===== Trecho do documento
Em 2014, a relação entre o clube esmeraldino e as entidades oficiais foi mais tranquila. Em pré-vistoria realizada no dia 28 de janeiro, a Brigada Militar e os bombeiros elencaram poucos itens para correção no estádio. Sem citar todos os itens, notícias da época apontavam como necessidade principal o reforço na proteção dos alambrados. Além disso, foi estendida a proteção superior na área da arbitragem, e as cadeiras destinadas à BM na beira do campo foram adaptadas. Em 13 de fevereiro, após nova vistoria, o estádio estava liberado.

 

O cenário no ano seguinte foi o mesmo: em entrevista, José Luiz Coden, então assessor do departamento de patrimônio do clube, afirmou que as obras indicadas para liberação do estádio davam conta de “pequenos reparos na rede de proteção nos fundos das goleiras, a retirada de algum entulho que ainda faltava e o reforço do alambrado”. É bem verdade que a liberação viria a acontecer em 9 de março de 2015, na semana da terceira rodada da primeira fase da Divisão de Acesso, visto que a estreia ocorrera fora de casa e a segunda rodada reservava folga ao Riograndense.

 

2016 COMO PRENÚNCIO

 

Após dois anos de aparente tranquilidade, 2016 voltaria a ser um ano de complicações, não só para o Riograndense, mas para a Divisão de Acesso como um todo. Em resolução divulgada em 14 de fevereiro, o presidente da Federação Gaúcha de Futebol, Francisco Noveletto, cancelou o início da competição até segunda ordem, dado que os clubes não haviam conseguido cumprir com as exigências dos Bombeiros. Naquele dia, Riograndense e Inter-SM realizaram partidas amistosas de forma irregular, visto que não poderiam ter recebido torcida sem a definição da situação de seus alvarás. Com a decisão de Noveletto, o elenco periquito foi dispensado e, por conta das condições financeiras do clube, chegou a ser anunciada na semana seguinte a desistência da competição, temor que durou 4 dias, até a decisão do conselho deliberativo de manter o clube na Divisão de Acesso e passar a administração a uma comissão de 11 integrantes, dado o afastamento do presidente Coden por motivos de saúde.
==========
===== Itens fornecidos
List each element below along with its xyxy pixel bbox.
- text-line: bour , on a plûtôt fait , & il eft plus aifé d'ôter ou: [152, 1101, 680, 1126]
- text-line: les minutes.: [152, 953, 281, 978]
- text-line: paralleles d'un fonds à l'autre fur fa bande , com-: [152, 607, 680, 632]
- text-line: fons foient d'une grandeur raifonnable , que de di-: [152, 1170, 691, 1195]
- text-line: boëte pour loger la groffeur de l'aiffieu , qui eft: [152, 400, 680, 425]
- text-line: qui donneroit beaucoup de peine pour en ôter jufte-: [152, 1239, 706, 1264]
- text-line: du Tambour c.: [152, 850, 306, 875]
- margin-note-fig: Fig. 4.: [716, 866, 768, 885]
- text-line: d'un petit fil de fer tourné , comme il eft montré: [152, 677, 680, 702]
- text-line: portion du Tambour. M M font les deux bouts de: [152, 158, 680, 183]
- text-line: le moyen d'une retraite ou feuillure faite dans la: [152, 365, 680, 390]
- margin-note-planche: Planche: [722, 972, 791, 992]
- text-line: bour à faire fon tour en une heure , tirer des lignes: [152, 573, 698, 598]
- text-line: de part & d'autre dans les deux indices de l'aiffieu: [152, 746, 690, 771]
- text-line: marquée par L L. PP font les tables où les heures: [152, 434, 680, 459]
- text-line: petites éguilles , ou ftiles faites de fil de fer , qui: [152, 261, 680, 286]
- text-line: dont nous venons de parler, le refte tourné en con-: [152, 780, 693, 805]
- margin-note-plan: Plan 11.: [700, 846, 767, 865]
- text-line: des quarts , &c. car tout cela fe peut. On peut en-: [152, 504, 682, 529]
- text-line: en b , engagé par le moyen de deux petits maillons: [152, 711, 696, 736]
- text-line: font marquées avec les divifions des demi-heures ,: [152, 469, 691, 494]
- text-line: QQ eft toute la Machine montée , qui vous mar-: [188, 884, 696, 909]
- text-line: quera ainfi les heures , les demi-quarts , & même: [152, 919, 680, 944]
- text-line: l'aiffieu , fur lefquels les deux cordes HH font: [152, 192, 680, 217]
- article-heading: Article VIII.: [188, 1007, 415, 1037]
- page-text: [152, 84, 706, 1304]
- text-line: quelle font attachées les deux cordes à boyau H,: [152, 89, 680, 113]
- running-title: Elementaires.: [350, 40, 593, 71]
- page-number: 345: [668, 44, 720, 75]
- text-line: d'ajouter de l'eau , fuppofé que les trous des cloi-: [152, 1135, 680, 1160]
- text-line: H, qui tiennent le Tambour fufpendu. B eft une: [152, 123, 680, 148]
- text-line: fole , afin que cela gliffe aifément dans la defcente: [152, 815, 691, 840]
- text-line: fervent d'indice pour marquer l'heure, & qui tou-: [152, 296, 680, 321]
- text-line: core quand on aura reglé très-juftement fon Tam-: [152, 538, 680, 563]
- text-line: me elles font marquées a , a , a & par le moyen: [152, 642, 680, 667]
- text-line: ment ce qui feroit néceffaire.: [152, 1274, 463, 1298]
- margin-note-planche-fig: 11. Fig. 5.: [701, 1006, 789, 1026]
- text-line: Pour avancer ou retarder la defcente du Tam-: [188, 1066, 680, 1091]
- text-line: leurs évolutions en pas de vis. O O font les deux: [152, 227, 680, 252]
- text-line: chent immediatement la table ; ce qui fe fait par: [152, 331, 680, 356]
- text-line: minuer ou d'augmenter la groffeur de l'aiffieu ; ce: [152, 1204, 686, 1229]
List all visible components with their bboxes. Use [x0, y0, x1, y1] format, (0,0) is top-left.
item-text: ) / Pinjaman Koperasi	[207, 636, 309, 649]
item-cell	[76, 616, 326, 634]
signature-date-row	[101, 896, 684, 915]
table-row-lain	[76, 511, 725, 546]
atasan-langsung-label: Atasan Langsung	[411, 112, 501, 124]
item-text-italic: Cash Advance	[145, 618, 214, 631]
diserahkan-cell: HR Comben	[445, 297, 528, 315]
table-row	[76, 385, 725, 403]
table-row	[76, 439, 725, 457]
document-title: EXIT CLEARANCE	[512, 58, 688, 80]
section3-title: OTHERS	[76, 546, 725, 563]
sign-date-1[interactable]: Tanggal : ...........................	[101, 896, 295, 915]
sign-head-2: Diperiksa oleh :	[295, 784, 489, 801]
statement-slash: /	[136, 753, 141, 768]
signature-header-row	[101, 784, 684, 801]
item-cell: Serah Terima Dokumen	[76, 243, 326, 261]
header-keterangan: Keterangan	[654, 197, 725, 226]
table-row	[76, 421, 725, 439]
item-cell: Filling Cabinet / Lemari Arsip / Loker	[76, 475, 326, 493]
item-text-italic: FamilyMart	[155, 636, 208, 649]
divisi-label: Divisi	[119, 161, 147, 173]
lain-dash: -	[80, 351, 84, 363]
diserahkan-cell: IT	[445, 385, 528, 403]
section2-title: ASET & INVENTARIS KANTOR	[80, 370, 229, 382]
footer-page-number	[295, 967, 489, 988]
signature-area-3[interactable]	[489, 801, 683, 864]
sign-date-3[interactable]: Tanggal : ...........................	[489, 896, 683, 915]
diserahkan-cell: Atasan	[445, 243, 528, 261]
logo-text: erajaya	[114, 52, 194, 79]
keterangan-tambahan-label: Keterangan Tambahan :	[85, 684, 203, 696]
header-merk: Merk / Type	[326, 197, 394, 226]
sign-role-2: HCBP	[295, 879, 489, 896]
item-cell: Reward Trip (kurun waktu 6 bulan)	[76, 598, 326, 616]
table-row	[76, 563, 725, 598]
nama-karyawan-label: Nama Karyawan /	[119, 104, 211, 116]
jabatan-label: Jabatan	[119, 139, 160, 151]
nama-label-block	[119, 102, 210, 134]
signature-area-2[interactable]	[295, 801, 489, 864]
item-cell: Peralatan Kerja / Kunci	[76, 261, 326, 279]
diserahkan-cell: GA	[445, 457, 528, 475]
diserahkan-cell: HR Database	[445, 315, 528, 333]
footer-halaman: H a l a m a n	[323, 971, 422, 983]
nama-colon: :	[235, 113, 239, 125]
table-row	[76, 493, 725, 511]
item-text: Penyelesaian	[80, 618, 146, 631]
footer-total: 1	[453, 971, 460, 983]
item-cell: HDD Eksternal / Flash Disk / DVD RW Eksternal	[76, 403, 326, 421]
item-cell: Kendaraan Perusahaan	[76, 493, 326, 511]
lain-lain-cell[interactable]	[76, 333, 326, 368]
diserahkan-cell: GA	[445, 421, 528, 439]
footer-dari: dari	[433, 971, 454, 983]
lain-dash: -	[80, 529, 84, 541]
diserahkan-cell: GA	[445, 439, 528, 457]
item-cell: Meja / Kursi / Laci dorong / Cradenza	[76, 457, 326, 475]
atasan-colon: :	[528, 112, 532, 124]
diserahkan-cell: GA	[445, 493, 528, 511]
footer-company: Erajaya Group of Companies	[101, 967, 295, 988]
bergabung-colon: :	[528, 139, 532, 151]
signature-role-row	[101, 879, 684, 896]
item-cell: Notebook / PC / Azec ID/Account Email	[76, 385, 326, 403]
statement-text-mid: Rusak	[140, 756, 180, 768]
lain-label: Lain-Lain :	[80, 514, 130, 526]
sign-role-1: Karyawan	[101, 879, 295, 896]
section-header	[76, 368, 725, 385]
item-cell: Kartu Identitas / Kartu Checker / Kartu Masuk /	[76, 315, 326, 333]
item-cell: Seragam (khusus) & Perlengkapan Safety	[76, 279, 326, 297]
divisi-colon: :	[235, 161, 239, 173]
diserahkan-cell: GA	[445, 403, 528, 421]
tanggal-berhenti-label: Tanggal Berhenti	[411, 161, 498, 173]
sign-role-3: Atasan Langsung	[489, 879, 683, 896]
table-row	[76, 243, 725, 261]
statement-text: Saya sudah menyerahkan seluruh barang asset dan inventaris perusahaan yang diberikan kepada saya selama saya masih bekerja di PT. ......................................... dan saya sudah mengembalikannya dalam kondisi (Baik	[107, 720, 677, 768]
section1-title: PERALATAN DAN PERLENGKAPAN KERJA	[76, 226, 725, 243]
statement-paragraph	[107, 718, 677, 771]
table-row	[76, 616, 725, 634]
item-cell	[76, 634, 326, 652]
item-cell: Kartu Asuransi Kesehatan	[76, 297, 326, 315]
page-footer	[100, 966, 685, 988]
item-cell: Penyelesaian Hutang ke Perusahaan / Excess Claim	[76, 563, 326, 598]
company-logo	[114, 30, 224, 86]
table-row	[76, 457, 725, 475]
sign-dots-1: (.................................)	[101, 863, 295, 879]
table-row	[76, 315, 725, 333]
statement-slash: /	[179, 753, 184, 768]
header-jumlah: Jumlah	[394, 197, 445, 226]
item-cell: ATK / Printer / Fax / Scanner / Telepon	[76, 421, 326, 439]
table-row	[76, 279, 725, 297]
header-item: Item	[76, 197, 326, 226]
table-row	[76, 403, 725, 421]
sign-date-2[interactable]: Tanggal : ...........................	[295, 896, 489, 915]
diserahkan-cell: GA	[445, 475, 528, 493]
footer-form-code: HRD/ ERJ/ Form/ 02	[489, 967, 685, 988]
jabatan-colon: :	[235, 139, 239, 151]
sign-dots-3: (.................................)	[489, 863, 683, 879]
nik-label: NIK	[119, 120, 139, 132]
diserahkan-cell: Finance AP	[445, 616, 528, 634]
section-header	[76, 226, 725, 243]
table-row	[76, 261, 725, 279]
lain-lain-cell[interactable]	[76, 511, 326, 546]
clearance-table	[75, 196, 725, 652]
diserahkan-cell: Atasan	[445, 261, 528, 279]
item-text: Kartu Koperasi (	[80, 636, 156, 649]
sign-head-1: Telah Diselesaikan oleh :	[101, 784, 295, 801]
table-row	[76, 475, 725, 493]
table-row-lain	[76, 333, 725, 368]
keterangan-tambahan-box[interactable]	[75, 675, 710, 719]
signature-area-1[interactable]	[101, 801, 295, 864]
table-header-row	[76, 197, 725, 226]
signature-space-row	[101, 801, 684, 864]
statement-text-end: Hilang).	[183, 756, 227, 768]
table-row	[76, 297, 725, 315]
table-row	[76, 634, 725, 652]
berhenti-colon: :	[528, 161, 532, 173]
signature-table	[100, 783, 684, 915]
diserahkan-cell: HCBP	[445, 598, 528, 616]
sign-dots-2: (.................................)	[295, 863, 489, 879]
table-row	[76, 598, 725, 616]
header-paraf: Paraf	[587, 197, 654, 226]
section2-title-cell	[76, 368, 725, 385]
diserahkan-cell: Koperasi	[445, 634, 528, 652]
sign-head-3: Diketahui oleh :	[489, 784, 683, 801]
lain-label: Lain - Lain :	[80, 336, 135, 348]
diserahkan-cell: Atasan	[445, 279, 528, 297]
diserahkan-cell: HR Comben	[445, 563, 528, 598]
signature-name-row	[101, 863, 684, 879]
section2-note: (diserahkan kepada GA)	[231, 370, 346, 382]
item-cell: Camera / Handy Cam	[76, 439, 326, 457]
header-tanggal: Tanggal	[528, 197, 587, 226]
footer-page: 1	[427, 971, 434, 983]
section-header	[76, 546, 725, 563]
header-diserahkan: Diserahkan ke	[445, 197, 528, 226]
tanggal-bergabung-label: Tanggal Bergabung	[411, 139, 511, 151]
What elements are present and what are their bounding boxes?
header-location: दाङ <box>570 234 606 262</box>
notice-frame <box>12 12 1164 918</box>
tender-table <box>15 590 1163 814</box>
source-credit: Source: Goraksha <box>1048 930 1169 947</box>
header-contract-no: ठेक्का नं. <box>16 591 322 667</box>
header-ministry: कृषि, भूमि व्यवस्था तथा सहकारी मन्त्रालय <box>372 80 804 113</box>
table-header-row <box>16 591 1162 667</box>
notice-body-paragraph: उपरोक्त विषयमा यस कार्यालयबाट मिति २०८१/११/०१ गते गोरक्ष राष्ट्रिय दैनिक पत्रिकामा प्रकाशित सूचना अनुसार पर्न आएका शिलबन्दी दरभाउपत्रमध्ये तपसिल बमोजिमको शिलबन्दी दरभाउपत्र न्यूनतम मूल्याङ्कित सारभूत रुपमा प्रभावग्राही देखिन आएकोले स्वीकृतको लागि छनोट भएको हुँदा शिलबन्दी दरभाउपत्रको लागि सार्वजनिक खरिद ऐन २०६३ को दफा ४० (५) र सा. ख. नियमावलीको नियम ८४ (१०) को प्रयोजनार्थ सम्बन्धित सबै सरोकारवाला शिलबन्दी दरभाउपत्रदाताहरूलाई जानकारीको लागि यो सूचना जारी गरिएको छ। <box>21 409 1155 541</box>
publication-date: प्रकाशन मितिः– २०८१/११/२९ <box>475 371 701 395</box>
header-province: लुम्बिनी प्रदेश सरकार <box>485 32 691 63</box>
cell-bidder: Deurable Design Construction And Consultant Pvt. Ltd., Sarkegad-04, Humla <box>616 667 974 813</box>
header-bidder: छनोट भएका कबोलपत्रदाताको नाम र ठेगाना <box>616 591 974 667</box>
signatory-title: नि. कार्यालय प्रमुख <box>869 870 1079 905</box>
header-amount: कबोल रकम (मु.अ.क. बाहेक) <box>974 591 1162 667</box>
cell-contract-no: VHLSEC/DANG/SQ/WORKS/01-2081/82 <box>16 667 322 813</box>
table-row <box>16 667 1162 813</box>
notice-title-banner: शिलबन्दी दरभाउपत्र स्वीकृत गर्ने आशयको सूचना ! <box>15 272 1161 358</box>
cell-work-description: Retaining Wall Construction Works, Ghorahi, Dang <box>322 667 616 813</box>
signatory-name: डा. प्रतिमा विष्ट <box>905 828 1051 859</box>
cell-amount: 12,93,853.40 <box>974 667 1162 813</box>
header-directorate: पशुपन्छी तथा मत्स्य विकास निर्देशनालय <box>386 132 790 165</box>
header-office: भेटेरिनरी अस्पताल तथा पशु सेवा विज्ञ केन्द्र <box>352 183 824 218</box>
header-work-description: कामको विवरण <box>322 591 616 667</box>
==========
O que fazer 1: Copie do trecho sobre o Riograndense a parte que começa em "Em 2014, a relação" e vai até "estádio estava liberado.".
O que fazer 2: Dê a continuação do trecho sobre o Riograndense, começando logo depois da última frase.
Os itens não servem para nada aqui.

Sua resposta 1:
Em 2014, a relação entre o clube esmeraldino e as entidades oficiais foi mais tranquila. Em pré-vistoria realizada no dia 28 de janeiro, a Brigada Militar e os bombeiros elencaram poucos itens para correção no estádio. Sem citar todos os itens, notícias da época apontavam como necessidade principal o reforço na proteção dos alambrados. Além disso, foi estendida a proteção superior na área da arbitragem, e as cadeiras destinadas à BM na beira do campo foram adaptadas. Em 13 de fevereiro, após nova vistoria, o estádio estava liberado.

Sua resposta 2:
 

A permanência na competição, que terminaria com o rebaixamento do Riograndense para a Segunda Divisão Gaúcha, não modificou as questões legais e, por falta de projeto hidráulico, o Riograndense foi obrigado a adiar a primeira rodada contra o Pelotas para abril. Após estreia fora de casa, a terceira rodada foi com portões fechados, e o clássico Rio-Nal não contou com torcida porque, mesmo o Riograndense tendo conseguido o alvará a tempo da partida, uma liminar do Ministério Público junto à 4ª Vara Cível proibia a abertura dos portões, pois ainda faltavam os demais laudos exigidos no Estatuto do Torcedor. Os presidentes da dupla Rio-Nal, Dilson Siqueira e Heriberto Marquetto, chegaram a lançar uma nota conjunta lamentando a situação enfrentada pelos dois clubes e, em 10 de abril, as duas equipes protagonizaram rodada dupla no Estádio dos Eucaliptos, sem torcida: Inter-SM enfrentou o Avenida às 14h, e o Riograndense o Brasil-FA às 16h.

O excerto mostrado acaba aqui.